Exercise aim -
Copy every line of the data that contains the string "body".

Stored rows -

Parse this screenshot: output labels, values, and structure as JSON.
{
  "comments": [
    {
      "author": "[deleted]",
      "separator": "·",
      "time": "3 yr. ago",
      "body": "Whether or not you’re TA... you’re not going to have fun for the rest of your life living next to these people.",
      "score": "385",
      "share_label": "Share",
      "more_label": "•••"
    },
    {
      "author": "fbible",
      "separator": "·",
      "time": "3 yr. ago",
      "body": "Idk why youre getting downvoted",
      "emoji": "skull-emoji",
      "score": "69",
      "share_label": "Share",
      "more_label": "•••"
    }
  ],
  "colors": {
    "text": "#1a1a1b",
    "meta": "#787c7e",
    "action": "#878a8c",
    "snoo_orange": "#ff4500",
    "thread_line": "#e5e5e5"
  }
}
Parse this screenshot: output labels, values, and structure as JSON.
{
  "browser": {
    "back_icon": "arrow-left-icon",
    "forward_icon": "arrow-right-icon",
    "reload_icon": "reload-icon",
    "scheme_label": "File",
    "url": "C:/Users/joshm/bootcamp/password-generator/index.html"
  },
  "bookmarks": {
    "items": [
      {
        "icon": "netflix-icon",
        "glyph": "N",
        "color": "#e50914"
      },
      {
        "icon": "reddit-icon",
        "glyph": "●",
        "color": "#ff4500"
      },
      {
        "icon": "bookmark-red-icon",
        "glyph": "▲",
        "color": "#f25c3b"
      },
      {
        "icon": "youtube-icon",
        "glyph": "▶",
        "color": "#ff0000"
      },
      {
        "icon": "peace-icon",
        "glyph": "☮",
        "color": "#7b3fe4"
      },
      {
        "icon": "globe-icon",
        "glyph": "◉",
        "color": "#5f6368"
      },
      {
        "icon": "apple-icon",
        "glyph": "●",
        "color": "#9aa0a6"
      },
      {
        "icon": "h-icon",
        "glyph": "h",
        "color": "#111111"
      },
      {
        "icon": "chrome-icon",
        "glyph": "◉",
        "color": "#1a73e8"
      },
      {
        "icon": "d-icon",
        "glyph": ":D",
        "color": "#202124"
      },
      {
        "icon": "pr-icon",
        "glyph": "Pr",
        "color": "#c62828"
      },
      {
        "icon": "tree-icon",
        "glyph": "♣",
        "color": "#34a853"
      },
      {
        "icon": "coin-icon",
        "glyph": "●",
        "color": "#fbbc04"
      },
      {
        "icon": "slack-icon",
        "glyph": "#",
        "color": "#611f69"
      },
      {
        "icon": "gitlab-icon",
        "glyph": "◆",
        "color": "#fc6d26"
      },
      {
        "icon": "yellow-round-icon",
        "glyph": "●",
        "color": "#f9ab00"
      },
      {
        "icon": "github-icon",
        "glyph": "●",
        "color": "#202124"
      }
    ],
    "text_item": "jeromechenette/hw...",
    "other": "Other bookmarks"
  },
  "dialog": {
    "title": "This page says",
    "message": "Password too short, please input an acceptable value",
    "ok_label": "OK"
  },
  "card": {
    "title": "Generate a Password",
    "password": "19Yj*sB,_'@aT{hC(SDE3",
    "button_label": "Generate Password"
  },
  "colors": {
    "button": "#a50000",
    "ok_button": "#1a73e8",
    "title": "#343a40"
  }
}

Response below -
      "body": "Whether or not you’re TA... you’re not going to have fun for the rest of your life living next to these people.",
      "body": "Idk why youre getting downvoted",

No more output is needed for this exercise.